### AIM
Which lines have the string "Субсидии"? Copy all of them from the entries below.

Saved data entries
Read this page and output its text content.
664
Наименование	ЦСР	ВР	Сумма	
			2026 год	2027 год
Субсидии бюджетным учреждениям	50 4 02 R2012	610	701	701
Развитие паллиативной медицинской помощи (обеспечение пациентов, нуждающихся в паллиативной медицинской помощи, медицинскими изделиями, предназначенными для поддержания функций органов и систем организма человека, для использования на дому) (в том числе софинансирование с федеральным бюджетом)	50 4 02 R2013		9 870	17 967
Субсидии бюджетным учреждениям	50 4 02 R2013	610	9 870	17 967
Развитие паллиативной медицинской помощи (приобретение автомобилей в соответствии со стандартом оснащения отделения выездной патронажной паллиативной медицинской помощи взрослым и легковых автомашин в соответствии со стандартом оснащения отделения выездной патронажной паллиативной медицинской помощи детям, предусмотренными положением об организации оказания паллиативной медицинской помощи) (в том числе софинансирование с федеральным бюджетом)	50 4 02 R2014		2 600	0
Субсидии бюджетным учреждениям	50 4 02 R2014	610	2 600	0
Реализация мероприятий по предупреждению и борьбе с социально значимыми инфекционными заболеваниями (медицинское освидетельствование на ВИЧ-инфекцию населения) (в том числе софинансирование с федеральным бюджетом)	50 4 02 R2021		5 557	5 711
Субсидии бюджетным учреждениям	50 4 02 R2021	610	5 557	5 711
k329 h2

==

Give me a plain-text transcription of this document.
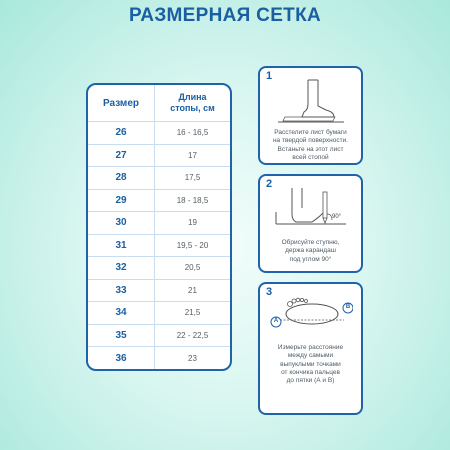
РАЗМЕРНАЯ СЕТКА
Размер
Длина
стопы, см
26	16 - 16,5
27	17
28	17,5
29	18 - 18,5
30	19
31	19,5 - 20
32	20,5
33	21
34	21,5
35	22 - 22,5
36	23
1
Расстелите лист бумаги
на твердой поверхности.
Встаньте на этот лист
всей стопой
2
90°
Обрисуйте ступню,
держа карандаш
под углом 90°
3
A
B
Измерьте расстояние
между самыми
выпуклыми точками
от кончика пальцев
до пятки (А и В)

### ANSWER FOR THE TASK
Субсидии бюджетным учреждениям	50 4 02 R2012	610	701	701
Субсидии бюджетным учреждениям	50 4 02 R2013	610	9 870	17 967
Субсидии бюджетным учреждениям	50 4 02 R2014	610	2 600	0
Субсидии бюджетным учреждениям	50 4 02 R2021	610	5 557	5 711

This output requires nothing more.